Stated goal: Each line containing the word "Bits" needs to be copied.

Material supplied:

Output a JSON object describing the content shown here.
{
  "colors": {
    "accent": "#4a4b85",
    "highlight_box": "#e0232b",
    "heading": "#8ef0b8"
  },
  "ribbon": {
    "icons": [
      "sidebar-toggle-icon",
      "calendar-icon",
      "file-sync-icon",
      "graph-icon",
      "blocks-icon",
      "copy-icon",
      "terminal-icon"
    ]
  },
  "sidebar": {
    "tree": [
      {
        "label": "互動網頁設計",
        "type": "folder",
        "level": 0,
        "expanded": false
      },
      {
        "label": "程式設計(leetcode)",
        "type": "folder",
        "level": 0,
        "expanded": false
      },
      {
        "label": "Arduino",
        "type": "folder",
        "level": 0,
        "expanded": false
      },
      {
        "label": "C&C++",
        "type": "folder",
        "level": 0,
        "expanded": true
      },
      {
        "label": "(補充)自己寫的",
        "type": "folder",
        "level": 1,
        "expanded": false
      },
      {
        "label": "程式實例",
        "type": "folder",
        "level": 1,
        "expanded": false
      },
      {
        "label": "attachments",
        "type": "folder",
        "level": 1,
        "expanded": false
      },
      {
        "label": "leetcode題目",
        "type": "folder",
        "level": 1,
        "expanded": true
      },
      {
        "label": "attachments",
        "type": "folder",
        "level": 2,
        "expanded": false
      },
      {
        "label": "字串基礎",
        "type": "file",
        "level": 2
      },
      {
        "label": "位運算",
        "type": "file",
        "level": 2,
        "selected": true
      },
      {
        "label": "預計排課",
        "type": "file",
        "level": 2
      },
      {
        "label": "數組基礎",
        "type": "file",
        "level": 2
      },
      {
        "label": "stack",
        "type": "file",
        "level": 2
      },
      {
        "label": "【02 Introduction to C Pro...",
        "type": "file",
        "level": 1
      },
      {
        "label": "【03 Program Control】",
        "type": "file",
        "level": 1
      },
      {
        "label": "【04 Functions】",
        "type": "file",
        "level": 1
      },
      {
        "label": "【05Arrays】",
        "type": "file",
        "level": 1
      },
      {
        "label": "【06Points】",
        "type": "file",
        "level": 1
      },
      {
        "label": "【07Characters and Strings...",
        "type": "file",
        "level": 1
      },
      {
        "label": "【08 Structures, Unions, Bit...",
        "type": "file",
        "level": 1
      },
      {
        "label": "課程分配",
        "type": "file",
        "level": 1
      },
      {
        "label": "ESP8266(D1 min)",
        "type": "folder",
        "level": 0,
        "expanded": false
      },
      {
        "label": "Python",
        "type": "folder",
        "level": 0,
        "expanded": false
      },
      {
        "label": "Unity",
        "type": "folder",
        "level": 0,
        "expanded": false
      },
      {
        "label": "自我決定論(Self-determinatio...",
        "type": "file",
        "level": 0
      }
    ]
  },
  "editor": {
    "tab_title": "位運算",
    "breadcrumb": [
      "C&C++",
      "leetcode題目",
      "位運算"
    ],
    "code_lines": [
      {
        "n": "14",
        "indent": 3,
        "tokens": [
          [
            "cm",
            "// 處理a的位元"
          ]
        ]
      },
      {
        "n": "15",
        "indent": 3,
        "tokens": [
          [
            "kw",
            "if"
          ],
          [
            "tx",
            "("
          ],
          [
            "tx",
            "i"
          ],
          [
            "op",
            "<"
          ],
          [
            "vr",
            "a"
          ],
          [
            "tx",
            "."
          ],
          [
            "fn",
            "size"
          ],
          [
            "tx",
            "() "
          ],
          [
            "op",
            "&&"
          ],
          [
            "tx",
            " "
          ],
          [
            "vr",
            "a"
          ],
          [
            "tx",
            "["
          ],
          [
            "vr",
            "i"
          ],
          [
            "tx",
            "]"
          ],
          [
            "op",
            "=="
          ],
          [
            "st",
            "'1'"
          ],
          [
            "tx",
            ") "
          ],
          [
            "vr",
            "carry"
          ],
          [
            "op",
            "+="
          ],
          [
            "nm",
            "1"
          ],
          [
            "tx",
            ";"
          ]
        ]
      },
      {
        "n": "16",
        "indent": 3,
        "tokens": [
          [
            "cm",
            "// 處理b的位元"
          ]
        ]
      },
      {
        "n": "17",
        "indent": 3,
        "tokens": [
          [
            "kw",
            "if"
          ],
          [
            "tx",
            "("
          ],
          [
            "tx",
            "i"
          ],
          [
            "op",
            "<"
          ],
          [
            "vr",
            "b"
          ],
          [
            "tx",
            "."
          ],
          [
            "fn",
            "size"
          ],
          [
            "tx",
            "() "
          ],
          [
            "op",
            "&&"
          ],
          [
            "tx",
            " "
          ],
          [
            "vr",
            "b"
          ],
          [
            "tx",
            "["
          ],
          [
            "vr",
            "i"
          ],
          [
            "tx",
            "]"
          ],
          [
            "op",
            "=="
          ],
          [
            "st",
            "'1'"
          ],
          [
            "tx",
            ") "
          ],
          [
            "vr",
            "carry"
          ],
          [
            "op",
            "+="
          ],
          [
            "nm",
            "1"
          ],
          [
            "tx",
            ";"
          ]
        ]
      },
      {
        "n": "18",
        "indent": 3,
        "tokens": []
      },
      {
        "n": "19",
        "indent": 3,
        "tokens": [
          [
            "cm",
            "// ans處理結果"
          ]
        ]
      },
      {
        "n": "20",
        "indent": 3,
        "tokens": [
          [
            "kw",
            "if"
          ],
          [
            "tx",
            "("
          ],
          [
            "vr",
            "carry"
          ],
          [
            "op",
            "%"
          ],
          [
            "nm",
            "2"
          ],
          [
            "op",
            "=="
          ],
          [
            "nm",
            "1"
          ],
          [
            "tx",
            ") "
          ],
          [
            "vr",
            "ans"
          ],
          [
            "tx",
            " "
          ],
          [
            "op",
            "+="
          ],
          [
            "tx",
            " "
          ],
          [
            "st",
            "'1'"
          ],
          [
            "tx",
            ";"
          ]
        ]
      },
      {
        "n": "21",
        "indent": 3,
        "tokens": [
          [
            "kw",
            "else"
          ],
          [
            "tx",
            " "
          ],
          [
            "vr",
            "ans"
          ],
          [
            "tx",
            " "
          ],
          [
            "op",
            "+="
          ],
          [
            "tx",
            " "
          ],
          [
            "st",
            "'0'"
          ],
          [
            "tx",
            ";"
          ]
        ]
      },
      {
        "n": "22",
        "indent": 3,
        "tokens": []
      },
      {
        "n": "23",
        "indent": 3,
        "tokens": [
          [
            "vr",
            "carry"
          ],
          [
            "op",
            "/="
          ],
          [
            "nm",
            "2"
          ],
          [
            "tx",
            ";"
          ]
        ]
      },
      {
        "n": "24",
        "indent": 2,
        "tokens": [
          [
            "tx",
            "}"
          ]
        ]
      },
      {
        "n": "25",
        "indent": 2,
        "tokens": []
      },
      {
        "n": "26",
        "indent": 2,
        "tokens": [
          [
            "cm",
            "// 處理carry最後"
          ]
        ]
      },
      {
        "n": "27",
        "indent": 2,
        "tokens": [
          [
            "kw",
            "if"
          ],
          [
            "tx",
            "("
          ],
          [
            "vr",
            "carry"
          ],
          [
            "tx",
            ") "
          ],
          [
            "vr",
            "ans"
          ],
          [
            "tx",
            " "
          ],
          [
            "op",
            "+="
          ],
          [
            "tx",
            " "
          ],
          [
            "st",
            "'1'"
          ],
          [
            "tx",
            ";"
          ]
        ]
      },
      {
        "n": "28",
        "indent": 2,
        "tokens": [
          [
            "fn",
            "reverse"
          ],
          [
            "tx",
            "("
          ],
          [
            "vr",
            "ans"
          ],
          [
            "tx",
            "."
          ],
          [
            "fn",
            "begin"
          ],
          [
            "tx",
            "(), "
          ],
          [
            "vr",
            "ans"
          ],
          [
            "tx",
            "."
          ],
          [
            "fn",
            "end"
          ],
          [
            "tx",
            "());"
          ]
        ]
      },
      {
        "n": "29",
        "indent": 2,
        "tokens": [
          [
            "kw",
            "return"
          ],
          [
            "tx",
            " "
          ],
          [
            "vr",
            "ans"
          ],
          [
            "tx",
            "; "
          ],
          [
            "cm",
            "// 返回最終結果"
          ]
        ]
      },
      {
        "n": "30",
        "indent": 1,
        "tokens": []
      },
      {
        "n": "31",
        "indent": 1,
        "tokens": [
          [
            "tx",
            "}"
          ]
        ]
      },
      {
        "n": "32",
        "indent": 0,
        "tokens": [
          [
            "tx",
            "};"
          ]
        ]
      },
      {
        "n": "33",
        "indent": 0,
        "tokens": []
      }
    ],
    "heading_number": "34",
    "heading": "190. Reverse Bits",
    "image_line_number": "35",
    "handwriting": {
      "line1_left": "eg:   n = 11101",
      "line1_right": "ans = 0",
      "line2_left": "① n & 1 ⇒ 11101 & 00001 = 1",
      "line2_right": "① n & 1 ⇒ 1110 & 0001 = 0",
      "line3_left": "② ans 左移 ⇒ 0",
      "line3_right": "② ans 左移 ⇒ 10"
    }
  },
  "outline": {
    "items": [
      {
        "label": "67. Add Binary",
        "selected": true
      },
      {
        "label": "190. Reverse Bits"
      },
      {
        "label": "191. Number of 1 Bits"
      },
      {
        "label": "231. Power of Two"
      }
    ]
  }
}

The response:
    "heading": "190. Reverse Bits",
        "label": "190. Reverse Bits"
        "label": "191. Number of 1 Bits"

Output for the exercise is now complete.